**PROBLEM TO WORK ON**
All of the data that follows should be retyped exactly, please, except the pictures.

━━ SUPPLIED DATA ━━

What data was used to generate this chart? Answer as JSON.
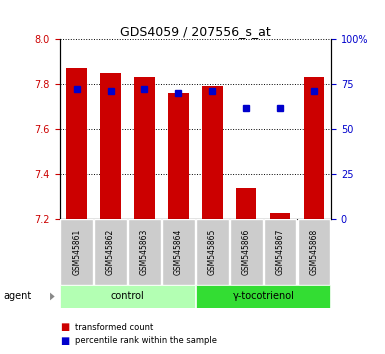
{
  "title": "GDS4059 / 207556_s_at",
  "samples": [
    "GSM545861",
    "GSM545862",
    "GSM545863",
    "GSM545864",
    "GSM545865",
    "GSM545866",
    "GSM545867",
    "GSM545868"
  ],
  "transformed_count": [
    7.87,
    7.85,
    7.83,
    7.76,
    7.79,
    7.34,
    7.23,
    7.83
  ],
  "percentile_rank": [
    72,
    71,
    72,
    70,
    71,
    62,
    62,
    71
  ],
  "bar_bottom": 7.2,
  "ylim_left": [
    7.2,
    8.0
  ],
  "ylim_right": [
    0,
    100
  ],
  "yticks_left": [
    7.2,
    7.4,
    7.6,
    7.8,
    8.0
  ],
  "yticks_right": [
    0,
    25,
    50,
    75,
    100
  ],
  "ytick_labels_right": [
    "0",
    "25",
    "50",
    "75",
    "100%"
  ],
  "groups": [
    {
      "label": "control",
      "indices": [
        0,
        1,
        2,
        3
      ],
      "color": "#b3ffb3"
    },
    {
      "label": "γ-tocotrienol",
      "indices": [
        4,
        5,
        6,
        7
      ],
      "color": "#33dd33"
    }
  ],
  "bar_color": "#cc0000",
  "dot_color": "#0000cc",
  "grid_color": "#000000",
  "bg_color": "#ffffff",
  "sample_box_color": "#cccccc",
  "left_tick_color": "#cc0000",
  "right_tick_color": "#0000cc",
  "agent_label": "agent",
  "legend_items": [
    {
      "label": "transformed count",
      "color": "#cc0000"
    },
    {
      "label": "percentile rank within the sample",
      "color": "#0000cc"
    }
  ]
}
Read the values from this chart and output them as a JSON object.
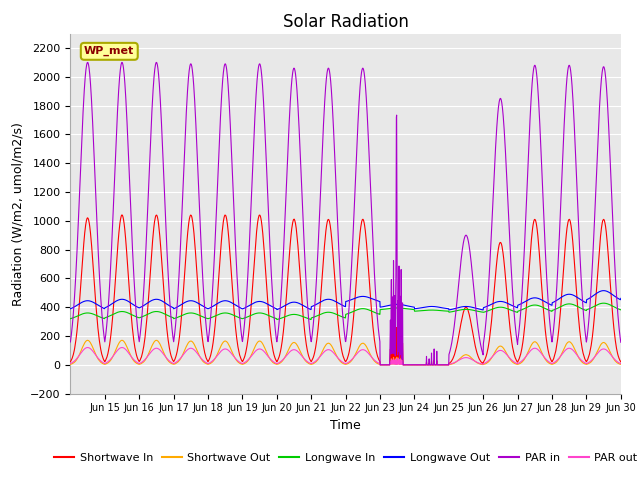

━━━

**SOLVED PROBLEM**
What data was used to generate this chart? Answer as JSON.
{
  "title": "GDS4059 / 207556_s_at",
  "samples": [
    "GSM545861",
    "GSM545862",
    "GSM545863",
    "GSM545864",
    "GSM545865",
    "GSM545866",
    "GSM545867",
    "GSM545868"
  ],
  "transformed_count": [
    7.87,
    7.85,
    7.83,
    7.76,
    7.79,
    7.34,
    7.23,
    7.83
  ],
  "percentile_rank": [
    72,
    71,
    72,
    70,
    71,
    62,
    62,
    71
  ],
  "bar_bottom": 7.2,
  "ylim_left": [
    7.2,
    8.0
  ],
  "ylim_right": [
    0,
    100
  ],
  "yticks_left": [
    7.2,
    7.4,
    7.6,
    7.8,
    8.0
  ],
  "yticks_right": [
    0,
    25,
    50,
    75,
    100
  ],
  "ytick_labels_right": [
    "0",
    "25",
    "50",
    "75",
    "100%"
  ],
  "groups": [
    {
      "label": "control",
      "indices": [
        0,
        1,
        2,
        3
      ],
      "color": "#b3ffb3"
    },
    {
      "label": "γ-tocotrienol",
      "indices": [
        4,
        5,
        6,
        7
      ],
      "color": "#33dd33"
    }
  ],
  "bar_color": "#cc0000",
  "dot_color": "#0000cc",
  "grid_color": "#000000",
  "bg_color": "#ffffff",
  "sample_box_color": "#cccccc",
  "left_tick_color": "#cc0000",
  "right_tick_color": "#0000cc",
  "agent_label": "agent",
  "legend_items": [
    {
      "label": "transformed count",
      "color": "#cc0000"
    },
    {
      "label": "percentile rank within the sample",
      "color": "#0000cc"
    }
  ]
}
Read the values from this chart and output them as a JSON object.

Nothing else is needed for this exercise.